▶ _INSTRUCTIONS FOR THE TASK_
In the records below, pick out all lines containing the word "image".

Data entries
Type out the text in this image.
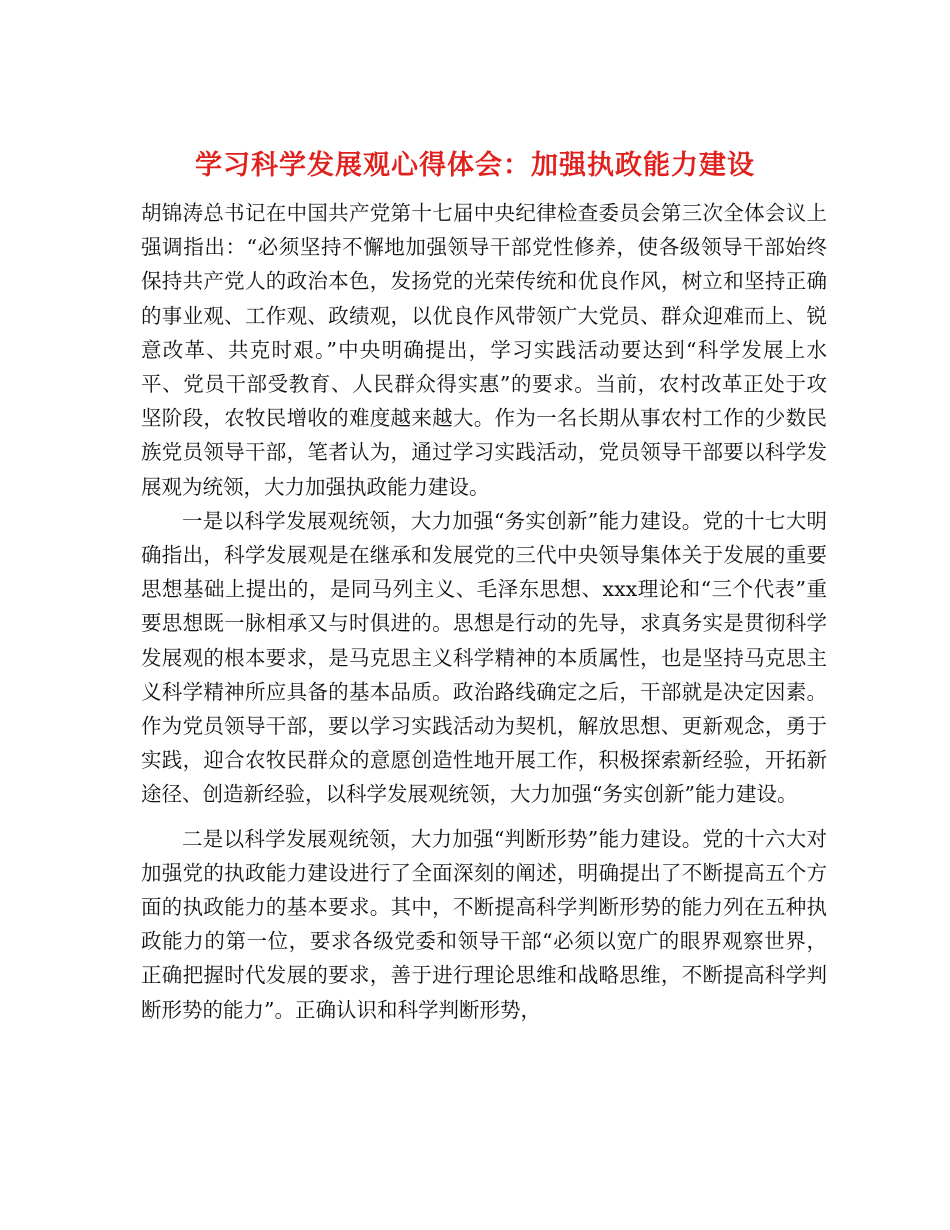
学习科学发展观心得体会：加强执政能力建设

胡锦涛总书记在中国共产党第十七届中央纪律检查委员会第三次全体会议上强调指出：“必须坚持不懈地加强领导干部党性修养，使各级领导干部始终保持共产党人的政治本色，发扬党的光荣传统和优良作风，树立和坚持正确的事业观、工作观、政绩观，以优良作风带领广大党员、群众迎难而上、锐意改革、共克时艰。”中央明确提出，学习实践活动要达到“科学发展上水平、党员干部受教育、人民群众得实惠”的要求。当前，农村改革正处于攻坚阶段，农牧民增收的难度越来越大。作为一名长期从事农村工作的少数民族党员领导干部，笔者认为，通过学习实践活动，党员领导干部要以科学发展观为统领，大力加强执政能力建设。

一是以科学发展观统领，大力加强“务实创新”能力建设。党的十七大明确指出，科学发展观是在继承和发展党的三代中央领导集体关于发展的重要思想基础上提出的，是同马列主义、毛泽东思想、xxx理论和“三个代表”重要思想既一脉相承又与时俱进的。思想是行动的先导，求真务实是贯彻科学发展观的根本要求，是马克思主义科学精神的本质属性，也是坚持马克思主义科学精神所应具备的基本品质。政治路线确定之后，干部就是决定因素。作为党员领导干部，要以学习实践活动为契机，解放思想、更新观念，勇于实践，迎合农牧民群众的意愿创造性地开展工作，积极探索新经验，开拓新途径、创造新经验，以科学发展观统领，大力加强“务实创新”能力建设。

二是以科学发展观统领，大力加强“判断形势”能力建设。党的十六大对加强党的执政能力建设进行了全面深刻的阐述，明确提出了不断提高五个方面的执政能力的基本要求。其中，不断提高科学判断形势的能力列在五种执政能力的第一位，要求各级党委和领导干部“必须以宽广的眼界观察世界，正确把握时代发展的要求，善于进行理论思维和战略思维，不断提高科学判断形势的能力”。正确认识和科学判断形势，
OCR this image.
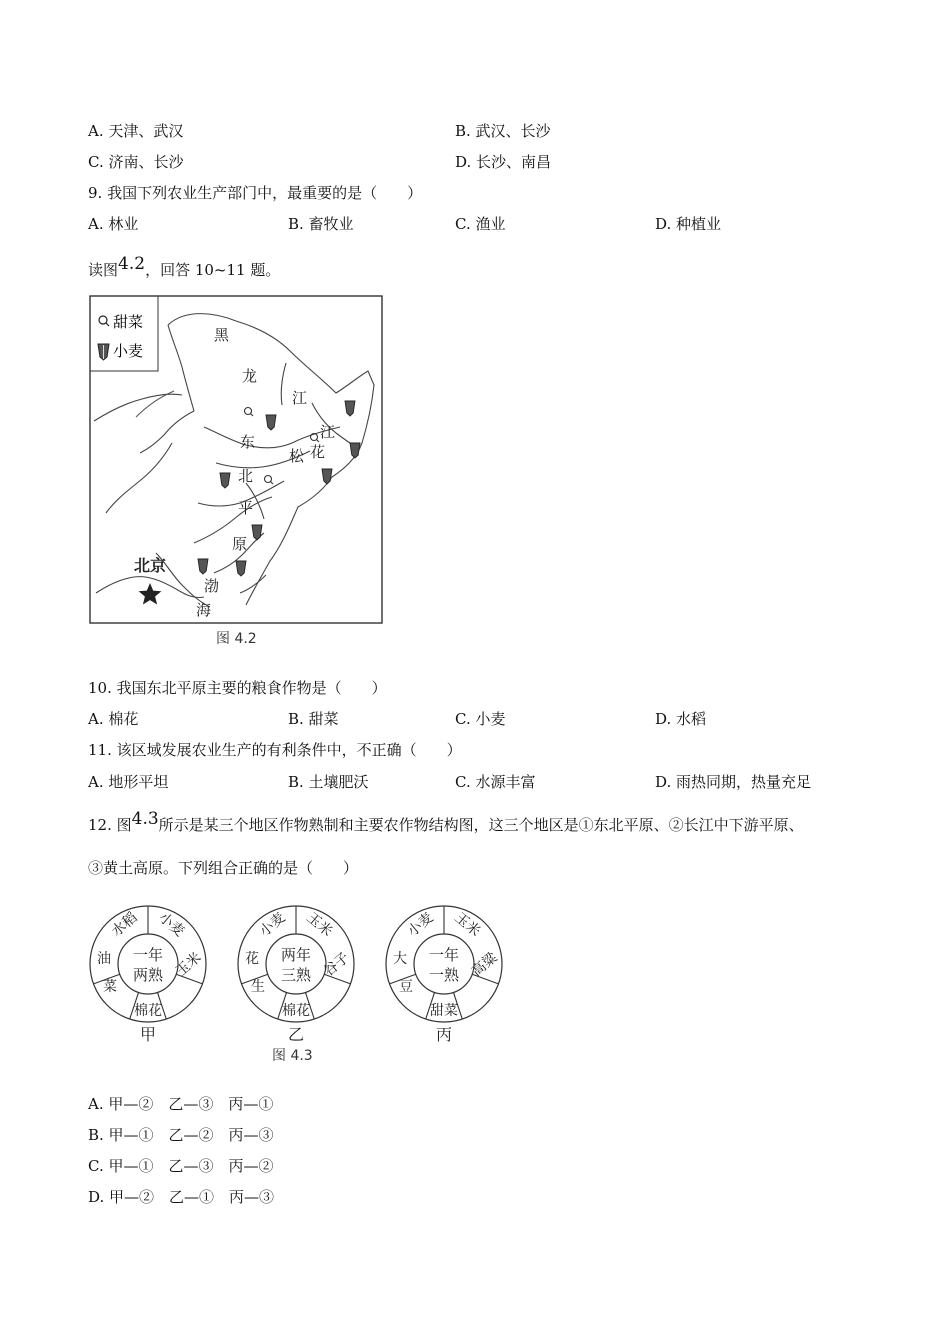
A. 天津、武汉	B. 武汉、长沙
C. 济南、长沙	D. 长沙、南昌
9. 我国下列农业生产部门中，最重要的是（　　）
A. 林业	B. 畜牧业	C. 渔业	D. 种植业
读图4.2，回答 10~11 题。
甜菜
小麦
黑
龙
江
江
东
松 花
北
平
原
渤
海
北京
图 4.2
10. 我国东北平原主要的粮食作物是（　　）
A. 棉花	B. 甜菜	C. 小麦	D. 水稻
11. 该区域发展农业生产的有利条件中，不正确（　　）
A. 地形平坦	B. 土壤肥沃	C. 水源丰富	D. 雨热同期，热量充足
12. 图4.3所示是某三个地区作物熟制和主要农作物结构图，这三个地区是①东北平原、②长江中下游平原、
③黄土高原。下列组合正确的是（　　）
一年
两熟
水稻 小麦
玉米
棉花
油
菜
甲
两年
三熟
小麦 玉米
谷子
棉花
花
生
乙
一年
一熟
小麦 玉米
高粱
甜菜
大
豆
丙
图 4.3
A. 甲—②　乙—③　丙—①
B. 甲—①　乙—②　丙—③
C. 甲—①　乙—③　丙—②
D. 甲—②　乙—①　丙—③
--
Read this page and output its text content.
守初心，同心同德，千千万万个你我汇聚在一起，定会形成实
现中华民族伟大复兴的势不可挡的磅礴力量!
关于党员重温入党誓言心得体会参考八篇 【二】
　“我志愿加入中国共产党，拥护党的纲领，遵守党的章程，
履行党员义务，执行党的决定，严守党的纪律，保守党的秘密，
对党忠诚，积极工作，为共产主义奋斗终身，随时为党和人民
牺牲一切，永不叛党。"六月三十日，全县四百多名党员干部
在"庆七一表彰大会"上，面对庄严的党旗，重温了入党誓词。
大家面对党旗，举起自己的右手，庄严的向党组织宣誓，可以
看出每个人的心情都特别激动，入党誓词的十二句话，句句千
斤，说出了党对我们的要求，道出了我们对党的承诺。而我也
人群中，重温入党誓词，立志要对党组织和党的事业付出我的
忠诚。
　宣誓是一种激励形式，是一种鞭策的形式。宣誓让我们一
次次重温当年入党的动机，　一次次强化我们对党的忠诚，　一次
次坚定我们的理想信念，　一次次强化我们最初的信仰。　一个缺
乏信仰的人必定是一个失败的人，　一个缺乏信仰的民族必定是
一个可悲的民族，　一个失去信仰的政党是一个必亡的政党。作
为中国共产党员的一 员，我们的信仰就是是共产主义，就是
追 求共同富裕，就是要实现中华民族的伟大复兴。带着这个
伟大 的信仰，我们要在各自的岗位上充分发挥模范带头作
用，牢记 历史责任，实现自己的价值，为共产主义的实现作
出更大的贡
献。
--
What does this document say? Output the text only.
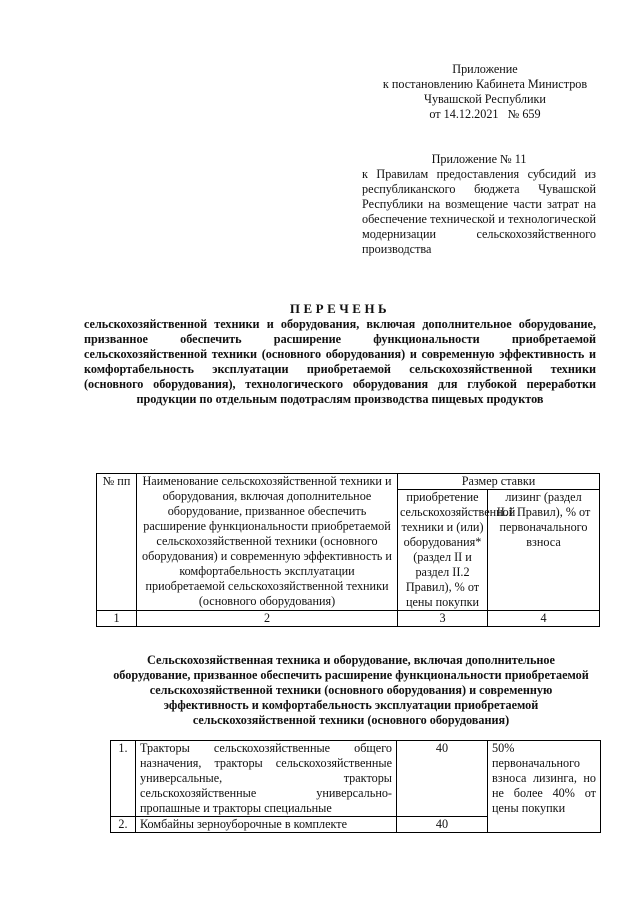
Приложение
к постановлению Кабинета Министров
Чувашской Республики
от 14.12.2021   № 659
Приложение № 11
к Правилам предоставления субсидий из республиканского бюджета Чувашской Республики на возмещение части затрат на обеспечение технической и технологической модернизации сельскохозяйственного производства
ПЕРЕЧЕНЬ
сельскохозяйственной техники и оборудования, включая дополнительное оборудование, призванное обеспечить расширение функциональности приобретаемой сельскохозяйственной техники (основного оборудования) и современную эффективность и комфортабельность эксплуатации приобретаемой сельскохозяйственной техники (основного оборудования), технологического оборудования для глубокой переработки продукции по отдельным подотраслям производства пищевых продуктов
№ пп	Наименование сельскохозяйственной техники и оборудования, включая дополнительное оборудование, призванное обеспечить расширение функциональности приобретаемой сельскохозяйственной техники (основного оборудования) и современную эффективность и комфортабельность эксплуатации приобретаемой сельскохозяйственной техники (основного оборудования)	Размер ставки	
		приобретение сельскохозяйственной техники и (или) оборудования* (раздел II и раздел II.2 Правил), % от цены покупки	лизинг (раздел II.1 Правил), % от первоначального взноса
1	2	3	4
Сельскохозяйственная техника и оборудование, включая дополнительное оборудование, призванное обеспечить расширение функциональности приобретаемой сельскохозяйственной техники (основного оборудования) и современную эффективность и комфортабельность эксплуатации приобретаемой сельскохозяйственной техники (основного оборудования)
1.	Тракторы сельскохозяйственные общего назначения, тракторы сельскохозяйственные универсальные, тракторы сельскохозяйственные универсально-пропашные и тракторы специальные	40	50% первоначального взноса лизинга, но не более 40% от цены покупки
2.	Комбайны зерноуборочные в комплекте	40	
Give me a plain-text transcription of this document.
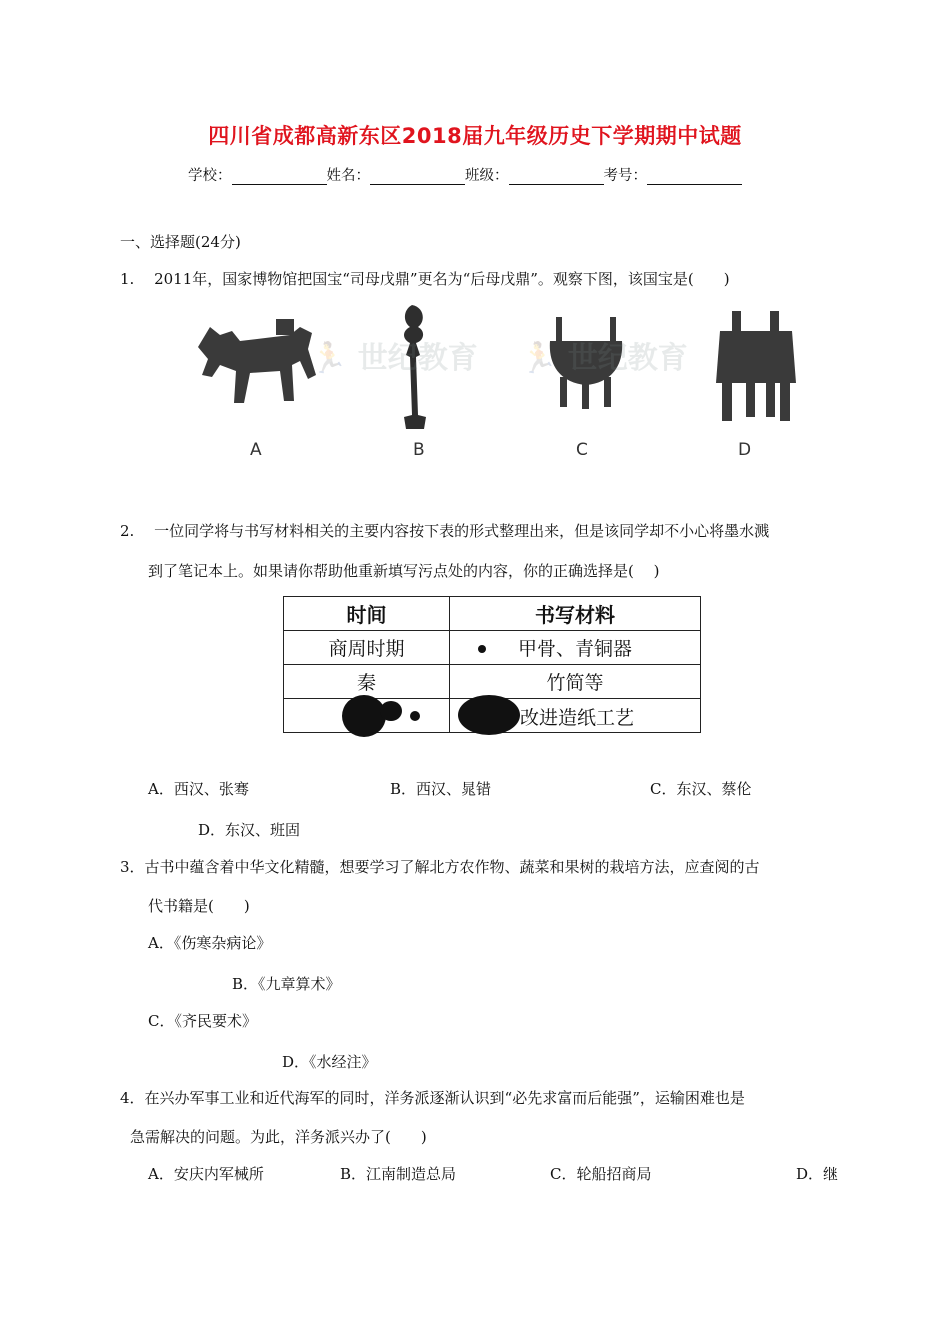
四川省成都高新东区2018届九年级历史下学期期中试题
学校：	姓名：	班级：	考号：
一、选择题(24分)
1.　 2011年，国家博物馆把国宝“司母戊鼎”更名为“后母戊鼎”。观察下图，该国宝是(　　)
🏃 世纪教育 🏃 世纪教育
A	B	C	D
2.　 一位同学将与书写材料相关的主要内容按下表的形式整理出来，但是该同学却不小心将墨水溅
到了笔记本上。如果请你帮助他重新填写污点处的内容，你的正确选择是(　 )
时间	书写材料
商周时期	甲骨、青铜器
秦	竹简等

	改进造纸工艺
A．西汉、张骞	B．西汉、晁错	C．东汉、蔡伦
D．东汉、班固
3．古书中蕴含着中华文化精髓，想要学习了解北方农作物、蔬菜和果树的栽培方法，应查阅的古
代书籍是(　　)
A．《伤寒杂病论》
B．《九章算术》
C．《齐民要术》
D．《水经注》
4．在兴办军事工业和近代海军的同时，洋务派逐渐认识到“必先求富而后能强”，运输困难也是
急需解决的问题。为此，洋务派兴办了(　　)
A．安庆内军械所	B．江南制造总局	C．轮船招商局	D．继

▶ _FULL SOLUTION_
Type out the text in this image.
OCR this image.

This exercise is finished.